> [Stated problem]
Every entry needs to be printed exactly, please.

Dataset records:
|---|

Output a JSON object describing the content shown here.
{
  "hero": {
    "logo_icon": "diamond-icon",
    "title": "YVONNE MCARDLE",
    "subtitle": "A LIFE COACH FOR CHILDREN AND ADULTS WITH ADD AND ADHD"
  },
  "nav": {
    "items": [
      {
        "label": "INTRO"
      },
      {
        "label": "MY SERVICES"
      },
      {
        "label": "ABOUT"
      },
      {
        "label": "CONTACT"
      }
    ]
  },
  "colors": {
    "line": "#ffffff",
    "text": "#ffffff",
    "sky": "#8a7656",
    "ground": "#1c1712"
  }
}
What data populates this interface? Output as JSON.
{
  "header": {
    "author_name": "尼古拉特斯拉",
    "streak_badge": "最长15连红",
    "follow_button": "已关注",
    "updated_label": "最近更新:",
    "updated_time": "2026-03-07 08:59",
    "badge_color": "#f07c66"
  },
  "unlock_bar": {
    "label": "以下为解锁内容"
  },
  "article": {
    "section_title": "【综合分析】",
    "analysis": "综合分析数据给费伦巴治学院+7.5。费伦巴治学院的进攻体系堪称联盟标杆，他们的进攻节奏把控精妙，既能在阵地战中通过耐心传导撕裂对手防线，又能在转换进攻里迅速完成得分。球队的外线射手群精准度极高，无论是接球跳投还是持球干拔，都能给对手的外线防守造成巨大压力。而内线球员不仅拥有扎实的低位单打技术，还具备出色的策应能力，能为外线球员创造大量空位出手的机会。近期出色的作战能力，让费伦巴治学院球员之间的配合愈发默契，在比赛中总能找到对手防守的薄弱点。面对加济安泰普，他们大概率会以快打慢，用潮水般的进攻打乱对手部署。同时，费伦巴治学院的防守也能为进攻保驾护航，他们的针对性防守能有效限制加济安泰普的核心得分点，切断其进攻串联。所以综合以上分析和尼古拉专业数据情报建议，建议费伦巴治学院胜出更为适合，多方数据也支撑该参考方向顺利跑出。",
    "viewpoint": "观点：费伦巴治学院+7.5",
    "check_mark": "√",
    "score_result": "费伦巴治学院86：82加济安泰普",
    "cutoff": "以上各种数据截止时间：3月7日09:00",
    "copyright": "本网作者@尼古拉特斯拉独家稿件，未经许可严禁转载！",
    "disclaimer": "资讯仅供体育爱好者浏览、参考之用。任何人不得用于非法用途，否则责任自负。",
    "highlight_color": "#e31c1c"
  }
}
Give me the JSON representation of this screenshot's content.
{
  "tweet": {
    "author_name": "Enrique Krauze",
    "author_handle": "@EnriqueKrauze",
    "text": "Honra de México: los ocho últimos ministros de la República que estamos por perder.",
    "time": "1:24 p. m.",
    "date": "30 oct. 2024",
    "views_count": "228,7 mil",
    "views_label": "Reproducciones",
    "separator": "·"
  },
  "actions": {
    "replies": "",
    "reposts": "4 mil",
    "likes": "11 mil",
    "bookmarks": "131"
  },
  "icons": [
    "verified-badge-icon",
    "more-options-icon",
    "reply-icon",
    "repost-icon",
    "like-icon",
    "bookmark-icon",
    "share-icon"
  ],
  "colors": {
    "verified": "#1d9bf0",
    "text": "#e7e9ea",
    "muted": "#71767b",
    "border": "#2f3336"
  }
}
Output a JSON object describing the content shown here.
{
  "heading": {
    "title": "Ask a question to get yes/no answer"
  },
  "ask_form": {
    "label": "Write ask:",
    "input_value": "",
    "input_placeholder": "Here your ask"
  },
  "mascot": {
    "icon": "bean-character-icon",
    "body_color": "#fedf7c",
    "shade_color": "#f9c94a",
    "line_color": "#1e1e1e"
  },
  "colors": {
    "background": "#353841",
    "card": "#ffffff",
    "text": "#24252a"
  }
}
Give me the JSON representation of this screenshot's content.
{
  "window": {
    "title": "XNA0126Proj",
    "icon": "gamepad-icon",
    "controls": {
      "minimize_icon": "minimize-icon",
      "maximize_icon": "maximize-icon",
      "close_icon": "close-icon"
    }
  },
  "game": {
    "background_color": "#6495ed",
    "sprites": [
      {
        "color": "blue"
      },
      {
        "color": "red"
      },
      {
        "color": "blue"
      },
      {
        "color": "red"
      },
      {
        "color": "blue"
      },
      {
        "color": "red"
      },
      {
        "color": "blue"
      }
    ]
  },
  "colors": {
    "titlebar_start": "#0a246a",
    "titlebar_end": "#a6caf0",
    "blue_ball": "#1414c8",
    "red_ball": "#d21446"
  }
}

|---|

> [Solved exercise]
Output a JSON object describing the content shown here.
{
  "hero": {
    "logo_icon": "diamond-icon",
    "title": "YVONNE MCARDLE",
    "subtitle": "A LIFE COACH FOR CHILDREN AND ADULTS WITH ADD AND ADHD"
  },
  "nav": {
    "items": [
      {
        "label": "INTRO"
      },
      {
        "label": "MY SERVICES"
      },
      {
        "label": "ABOUT"
      },
      {
        "label": "CONTACT"
      }
    ]
  },
  "colors": {
    "line": "#ffffff",
    "text": "#ffffff",
    "sky": "#8a7656",
    "ground": "#1c1712"
  }
}
What data populates this interface? Output as JSON.
{
  "header": {
    "author_name": "尼古拉特斯拉",
    "streak_badge": "最长15连红",
    "follow_button": "已关注",
    "updated_label": "最近更新:",
    "updated_time": "2026-03-07 08:59",
    "badge_color": "#f07c66"
  },
  "unlock_bar": {
    "label": "以下为解锁内容"
  },
  "article": {
    "section_title": "【综合分析】",
    "analysis": "综合分析数据给费伦巴治学院+7.5。费伦巴治学院的进攻体系堪称联盟标杆，他们的进攻节奏把控精妙，既能在阵地战中通过耐心传导撕裂对手防线，又能在转换进攻里迅速完成得分。球队的外线射手群精准度极高，无论是接球跳投还是持球干拔，都能给对手的外线防守造成巨大压力。而内线球员不仅拥有扎实的低位单打技术，还具备出色的策应能力，能为外线球员创造大量空位出手的机会。近期出色的作战能力，让费伦巴治学院球员之间的配合愈发默契，在比赛中总能找到对手防守的薄弱点。面对加济安泰普，他们大概率会以快打慢，用潮水般的进攻打乱对手部署。同时，费伦巴治学院的防守也能为进攻保驾护航，他们的针对性防守能有效限制加济安泰普的核心得分点，切断其进攻串联。所以综合以上分析和尼古拉专业数据情报建议，建议费伦巴治学院胜出更为适合，多方数据也支撑该参考方向顺利跑出。",
    "viewpoint": "观点：费伦巴治学院+7.5",
    "check_mark": "√",
    "score_result": "费伦巴治学院86：82加济安泰普",
    "cutoff": "以上各种数据截止时间：3月7日09:00",
    "copyright": "本网作者@尼古拉特斯拉独家稿件，未经许可严禁转载！",
    "disclaimer": "资讯仅供体育爱好者浏览、参考之用。任何人不得用于非法用途，否则责任自负。",
    "highlight_color": "#e31c1c"
  }
}
Give me the JSON representation of this screenshot's content.
{
  "tweet": {
    "author_name": "Enrique Krauze",
    "author_handle": "@EnriqueKrauze",
    "text": "Honra de México: los ocho últimos ministros de la República que estamos por perder.",
    "time": "1:24 p. m.",
    "date": "30 oct. 2024",
    "views_count": "228,7 mil",
    "views_label": "Reproducciones",
    "separator": "·"
  },
  "actions": {
    "replies": "",
    "reposts": "4 mil",
    "likes": "11 mil",
    "bookmarks": "131"
  },
  "icons": [
    "verified-badge-icon",
    "more-options-icon",
    "reply-icon",
    "repost-icon",
    "like-icon",
    "bookmark-icon",
    "share-icon"
  ],
  "colors": {
    "verified": "#1d9bf0",
    "text": "#e7e9ea",
    "muted": "#71767b",
    "border": "#2f3336"
  }
}
Output a JSON object describing the content shown here.
{
  "heading": {
    "title": "Ask a question to get yes/no answer"
  },
  "ask_form": {
    "label": "Write ask:",
    "input_value": "",
    "input_placeholder": "Here your ask"
  },
  "mascot": {
    "icon": "bean-character-icon",
    "body_color": "#fedf7c",
    "shade_color": "#f9c94a",
    "line_color": "#1e1e1e"
  },
  "colors": {
    "background": "#353841",
    "card": "#ffffff",
    "text": "#24252a"
  }
}
Give me the JSON representation of this screenshot's content.
{
  "window": {
    "title": "XNA0126Proj",
    "icon": "gamepad-icon",
    "controls": {
      "minimize_icon": "minimize-icon",
      "maximize_icon": "maximize-icon",
      "close_icon": "close-icon"
    }
  },
  "game": {
    "background_color": "#6495ed",
    "sprites": [
      {
        "color": "blue"
      },
      {
        "color": "red"
      },
      {
        "color": "blue"
      },
      {
        "color": "red"
      },
      {
        "color": "blue"
      },
      {
        "color": "red"
      },
      {
        "color": "blue"
      }
    ]
  },
  "colors": {
    "titlebar_start": "#0a246a",
    "titlebar_end": "#a6caf0",
    "blue_ball": "#1414c8",
    "red_ball": "#d21446"
  }
}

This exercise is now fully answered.